··· Supplied records

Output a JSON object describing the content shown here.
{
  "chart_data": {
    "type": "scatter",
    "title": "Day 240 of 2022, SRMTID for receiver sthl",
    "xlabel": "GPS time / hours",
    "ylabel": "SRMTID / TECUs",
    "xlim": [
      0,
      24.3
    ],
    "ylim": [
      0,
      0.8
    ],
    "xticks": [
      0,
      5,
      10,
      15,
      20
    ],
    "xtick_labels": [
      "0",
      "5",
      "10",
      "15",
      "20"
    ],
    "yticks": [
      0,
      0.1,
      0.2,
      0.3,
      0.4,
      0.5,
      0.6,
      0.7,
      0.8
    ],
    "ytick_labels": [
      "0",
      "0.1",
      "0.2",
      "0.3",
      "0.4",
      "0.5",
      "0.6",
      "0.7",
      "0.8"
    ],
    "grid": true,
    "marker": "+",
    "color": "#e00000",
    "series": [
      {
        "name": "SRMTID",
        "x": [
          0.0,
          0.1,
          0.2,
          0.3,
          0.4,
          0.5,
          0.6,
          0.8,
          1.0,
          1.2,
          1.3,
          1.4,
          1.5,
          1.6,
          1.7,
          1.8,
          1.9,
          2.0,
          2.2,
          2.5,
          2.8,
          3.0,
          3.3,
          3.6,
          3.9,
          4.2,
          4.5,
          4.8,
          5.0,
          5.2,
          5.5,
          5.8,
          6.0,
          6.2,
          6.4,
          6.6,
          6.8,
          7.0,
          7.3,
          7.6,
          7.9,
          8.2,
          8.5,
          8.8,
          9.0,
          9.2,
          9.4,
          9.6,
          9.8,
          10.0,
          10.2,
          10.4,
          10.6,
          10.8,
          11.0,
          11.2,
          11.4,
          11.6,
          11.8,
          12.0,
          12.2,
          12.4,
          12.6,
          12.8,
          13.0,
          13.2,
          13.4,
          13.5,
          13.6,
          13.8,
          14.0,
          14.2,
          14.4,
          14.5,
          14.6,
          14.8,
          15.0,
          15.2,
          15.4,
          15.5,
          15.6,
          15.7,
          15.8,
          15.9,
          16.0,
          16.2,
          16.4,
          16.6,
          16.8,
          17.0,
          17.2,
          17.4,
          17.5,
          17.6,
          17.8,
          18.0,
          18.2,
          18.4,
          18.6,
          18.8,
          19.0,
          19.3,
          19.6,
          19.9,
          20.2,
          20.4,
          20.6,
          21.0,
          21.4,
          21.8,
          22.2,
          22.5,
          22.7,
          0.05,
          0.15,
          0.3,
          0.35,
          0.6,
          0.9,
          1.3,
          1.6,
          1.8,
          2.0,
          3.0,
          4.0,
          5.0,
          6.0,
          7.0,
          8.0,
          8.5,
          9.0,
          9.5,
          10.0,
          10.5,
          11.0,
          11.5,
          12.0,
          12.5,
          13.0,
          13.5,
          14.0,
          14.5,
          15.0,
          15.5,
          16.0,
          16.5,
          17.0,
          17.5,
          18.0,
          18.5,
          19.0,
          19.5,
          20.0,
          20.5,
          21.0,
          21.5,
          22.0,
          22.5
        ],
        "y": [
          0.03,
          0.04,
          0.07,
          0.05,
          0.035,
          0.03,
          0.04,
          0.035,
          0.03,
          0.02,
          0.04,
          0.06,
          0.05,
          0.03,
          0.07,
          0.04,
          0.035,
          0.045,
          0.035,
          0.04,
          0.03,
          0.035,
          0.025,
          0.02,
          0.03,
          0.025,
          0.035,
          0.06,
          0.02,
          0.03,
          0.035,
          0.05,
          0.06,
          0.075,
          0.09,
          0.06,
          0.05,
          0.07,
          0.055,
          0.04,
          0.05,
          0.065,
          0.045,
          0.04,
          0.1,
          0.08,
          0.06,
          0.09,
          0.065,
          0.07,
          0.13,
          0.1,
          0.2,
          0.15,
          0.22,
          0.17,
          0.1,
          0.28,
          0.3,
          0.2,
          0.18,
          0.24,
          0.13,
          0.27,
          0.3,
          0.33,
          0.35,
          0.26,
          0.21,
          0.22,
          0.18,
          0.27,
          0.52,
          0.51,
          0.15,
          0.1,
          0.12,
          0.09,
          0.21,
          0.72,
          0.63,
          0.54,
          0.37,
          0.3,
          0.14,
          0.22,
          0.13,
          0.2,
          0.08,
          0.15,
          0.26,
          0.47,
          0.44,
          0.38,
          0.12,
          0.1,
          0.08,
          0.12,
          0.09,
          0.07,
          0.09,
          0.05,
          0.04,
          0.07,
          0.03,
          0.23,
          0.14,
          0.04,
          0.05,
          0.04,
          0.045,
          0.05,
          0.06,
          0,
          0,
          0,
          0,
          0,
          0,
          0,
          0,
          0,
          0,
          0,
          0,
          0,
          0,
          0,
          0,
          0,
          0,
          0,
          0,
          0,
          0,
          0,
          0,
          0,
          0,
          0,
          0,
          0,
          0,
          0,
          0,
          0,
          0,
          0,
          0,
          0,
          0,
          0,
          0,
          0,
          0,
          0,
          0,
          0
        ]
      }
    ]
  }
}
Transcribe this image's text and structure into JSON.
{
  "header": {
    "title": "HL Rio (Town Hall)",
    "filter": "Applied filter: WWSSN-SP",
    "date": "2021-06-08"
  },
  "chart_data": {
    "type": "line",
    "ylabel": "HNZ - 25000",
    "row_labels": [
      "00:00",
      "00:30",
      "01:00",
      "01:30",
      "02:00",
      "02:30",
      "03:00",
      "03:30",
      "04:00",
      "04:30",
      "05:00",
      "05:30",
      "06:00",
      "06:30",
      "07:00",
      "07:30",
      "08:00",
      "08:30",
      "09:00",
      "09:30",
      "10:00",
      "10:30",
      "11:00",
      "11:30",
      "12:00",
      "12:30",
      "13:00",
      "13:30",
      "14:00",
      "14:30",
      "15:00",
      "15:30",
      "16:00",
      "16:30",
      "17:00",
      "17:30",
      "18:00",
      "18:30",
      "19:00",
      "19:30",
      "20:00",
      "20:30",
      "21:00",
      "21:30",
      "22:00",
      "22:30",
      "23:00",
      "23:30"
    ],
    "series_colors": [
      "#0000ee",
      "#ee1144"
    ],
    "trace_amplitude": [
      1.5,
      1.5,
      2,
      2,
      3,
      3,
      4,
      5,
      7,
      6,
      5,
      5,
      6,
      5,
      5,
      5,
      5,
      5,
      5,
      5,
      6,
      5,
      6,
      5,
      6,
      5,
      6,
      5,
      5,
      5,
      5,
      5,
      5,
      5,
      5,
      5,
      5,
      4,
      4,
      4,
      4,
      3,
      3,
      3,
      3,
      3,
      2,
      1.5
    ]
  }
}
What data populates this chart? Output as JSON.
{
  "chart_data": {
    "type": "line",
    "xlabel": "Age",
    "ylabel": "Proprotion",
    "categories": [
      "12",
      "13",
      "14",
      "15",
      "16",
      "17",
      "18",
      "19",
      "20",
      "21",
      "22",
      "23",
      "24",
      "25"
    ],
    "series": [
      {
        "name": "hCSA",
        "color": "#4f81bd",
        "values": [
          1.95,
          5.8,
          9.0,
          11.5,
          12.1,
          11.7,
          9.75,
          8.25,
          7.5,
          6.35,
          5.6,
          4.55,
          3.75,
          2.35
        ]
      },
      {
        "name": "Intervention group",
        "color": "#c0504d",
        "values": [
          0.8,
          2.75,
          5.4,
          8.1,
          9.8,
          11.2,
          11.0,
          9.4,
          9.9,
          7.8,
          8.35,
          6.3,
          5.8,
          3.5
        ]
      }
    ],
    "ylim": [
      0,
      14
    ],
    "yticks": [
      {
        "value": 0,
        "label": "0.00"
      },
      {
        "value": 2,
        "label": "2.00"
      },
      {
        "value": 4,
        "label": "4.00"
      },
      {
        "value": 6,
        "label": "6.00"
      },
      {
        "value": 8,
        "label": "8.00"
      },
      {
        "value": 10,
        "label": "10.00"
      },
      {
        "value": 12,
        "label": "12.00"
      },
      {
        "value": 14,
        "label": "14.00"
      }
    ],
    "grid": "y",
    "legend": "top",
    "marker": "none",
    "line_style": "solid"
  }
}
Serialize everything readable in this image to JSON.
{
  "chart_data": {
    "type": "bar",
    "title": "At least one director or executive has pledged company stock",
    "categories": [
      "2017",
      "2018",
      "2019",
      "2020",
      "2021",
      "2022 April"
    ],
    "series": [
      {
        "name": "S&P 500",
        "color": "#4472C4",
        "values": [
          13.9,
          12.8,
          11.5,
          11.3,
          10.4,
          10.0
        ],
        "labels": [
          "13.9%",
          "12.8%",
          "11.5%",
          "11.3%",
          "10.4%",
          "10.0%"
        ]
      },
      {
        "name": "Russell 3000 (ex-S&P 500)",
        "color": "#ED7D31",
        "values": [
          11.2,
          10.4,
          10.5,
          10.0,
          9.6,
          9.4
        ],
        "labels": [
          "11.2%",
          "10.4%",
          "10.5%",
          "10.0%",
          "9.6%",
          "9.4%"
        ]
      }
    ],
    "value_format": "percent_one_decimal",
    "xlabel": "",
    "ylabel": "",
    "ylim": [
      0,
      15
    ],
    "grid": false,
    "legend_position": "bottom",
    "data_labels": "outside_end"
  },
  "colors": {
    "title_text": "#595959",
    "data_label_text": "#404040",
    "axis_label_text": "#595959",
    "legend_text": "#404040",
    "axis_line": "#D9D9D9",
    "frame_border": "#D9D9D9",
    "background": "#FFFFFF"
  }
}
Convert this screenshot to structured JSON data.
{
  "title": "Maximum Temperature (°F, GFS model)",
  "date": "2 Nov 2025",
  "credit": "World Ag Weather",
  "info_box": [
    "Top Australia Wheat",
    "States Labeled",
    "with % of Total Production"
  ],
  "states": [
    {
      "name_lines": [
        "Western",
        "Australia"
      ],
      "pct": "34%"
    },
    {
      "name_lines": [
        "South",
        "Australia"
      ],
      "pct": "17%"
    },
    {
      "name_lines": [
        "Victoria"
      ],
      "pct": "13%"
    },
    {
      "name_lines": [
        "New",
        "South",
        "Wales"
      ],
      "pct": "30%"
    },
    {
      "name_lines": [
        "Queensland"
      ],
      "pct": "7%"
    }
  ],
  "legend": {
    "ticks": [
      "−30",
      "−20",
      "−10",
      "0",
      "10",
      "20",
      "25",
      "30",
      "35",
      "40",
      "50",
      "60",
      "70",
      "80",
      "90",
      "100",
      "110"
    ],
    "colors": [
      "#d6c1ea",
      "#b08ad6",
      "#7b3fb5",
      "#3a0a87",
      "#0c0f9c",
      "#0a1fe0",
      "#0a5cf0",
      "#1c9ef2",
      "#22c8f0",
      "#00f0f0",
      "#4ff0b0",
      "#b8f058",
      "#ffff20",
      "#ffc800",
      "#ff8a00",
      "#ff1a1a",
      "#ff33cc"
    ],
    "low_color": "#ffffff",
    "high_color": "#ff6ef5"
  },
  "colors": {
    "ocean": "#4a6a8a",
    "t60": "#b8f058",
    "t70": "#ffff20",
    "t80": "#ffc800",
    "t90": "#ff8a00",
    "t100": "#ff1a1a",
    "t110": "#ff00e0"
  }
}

······

* **What to work on**
For each line in the data above that contains the string "type", extract the line.

* **Result**
    "type": "scatter",
    "type": "line",
    "type": "line",
    "type": "bar",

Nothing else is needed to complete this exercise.